What you will do
Can you output the records below exactly as they are written?

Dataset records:

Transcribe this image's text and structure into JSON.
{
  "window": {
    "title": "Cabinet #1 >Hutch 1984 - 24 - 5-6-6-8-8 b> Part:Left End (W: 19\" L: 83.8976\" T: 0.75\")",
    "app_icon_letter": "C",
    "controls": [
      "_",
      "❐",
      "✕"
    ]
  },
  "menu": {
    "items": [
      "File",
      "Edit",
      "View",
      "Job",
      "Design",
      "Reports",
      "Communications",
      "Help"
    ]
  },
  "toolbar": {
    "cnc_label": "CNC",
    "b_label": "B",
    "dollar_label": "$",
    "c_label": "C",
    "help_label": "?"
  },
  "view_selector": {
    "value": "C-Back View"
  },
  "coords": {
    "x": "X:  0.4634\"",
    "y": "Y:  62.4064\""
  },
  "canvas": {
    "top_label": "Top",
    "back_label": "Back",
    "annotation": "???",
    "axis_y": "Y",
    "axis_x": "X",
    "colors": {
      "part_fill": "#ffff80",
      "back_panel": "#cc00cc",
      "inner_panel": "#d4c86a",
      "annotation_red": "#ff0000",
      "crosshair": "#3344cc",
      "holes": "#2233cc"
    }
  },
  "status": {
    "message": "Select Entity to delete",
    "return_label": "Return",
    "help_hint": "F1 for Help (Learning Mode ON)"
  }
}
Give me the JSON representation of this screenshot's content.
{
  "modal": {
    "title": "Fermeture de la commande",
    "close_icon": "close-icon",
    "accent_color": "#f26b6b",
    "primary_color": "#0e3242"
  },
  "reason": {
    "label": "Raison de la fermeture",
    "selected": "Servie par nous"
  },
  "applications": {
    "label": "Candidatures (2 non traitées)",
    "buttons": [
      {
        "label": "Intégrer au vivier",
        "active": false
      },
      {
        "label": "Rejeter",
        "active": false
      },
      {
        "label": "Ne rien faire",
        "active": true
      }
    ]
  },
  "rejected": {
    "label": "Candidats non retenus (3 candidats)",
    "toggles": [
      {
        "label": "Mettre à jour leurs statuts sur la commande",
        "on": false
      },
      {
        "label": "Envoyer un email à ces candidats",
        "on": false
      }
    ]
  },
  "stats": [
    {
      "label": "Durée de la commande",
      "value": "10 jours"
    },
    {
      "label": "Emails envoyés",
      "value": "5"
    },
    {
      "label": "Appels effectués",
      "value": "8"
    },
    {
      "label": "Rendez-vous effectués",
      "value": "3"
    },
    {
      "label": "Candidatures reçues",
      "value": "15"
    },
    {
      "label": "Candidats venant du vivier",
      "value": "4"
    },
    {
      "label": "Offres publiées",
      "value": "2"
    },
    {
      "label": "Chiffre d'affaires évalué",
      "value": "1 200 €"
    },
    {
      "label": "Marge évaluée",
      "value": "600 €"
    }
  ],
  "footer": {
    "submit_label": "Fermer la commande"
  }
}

Response to this exercise
Transcribe this image's text and structure into JSON.
{
  "window": {
    "title": "Cabinet #1 >Hutch 1984 - 24 - 5-6-6-8-8 b> Part:Left End (W: 19\" L: 83.8976\" T: 0.75\")",
    "app_icon_letter": "C",
    "controls": [
      "_",
      "❐",
      "✕"
    ]
  },
  "menu": {
    "items": [
      "File",
      "Edit",
      "View",
      "Job",
      "Design",
      "Reports",
      "Communications",
      "Help"
    ]
  },
  "toolbar": {
    "cnc_label": "CNC",
    "b_label": "B",
    "dollar_label": "$",
    "c_label": "C",
    "help_label": "?"
  },
  "view_selector": {
    "value": "C-Back View"
  },
  "coords": {
    "x": "X:  0.4634\"",
    "y": "Y:  62.4064\""
  },
  "canvas": {
    "top_label": "Top",
    "back_label": "Back",
    "annotation": "???",
    "axis_y": "Y",
    "axis_x": "X",
    "colors": {
      "part_fill": "#ffff80",
      "back_panel": "#cc00cc",
      "inner_panel": "#d4c86a",
      "annotation_red": "#ff0000",
      "crosshair": "#3344cc",
      "holes": "#2233cc"
    }
  },
  "status": {
    "message": "Select Entity to delete",
    "return_label": "Return",
    "help_hint": "F1 for Help (Learning Mode ON)"
  }
}
Give me the JSON representation of this screenshot's content.
{
  "modal": {
    "title": "Fermeture de la commande",
    "close_icon": "close-icon",
    "accent_color": "#f26b6b",
    "primary_color": "#0e3242"
  },
  "reason": {
    "label": "Raison de la fermeture",
    "selected": "Servie par nous"
  },
  "applications": {
    "label": "Candidatures (2 non traitées)",
    "buttons": [
      {
        "label": "Intégrer au vivier",
        "active": false
      },
      {
        "label": "Rejeter",
        "active": false
      },
      {
        "label": "Ne rien faire",
        "active": true
      }
    ]
  },
  "rejected": {
    "label": "Candidats non retenus (3 candidats)",
    "toggles": [
      {
        "label": "Mettre à jour leurs statuts sur la commande",
        "on": false
      },
      {
        "label": "Envoyer un email à ces candidats",
        "on": false
      }
    ]
  },
  "stats": [
    {
      "label": "Durée de la commande",
      "value": "10 jours"
    },
    {
      "label": "Emails envoyés",
      "value": "5"
    },
    {
      "label": "Appels effectués",
      "value": "8"
    },
    {
      "label": "Rendez-vous effectués",
      "value": "3"
    },
    {
      "label": "Candidatures reçues",
      "value": "15"
    },
    {
      "label": "Candidats venant du vivier",
      "value": "4"
    },
    {
      "label": "Offres publiées",
      "value": "2"
    },
    {
      "label": "Chiffre d'affaires évalué",
      "value": "1 200 €"
    },
    {
      "label": "Marge évaluée",
      "value": "600 €"
    }
  ],
  "footer": {
    "submit_label": "Fermer la commande"
  }
}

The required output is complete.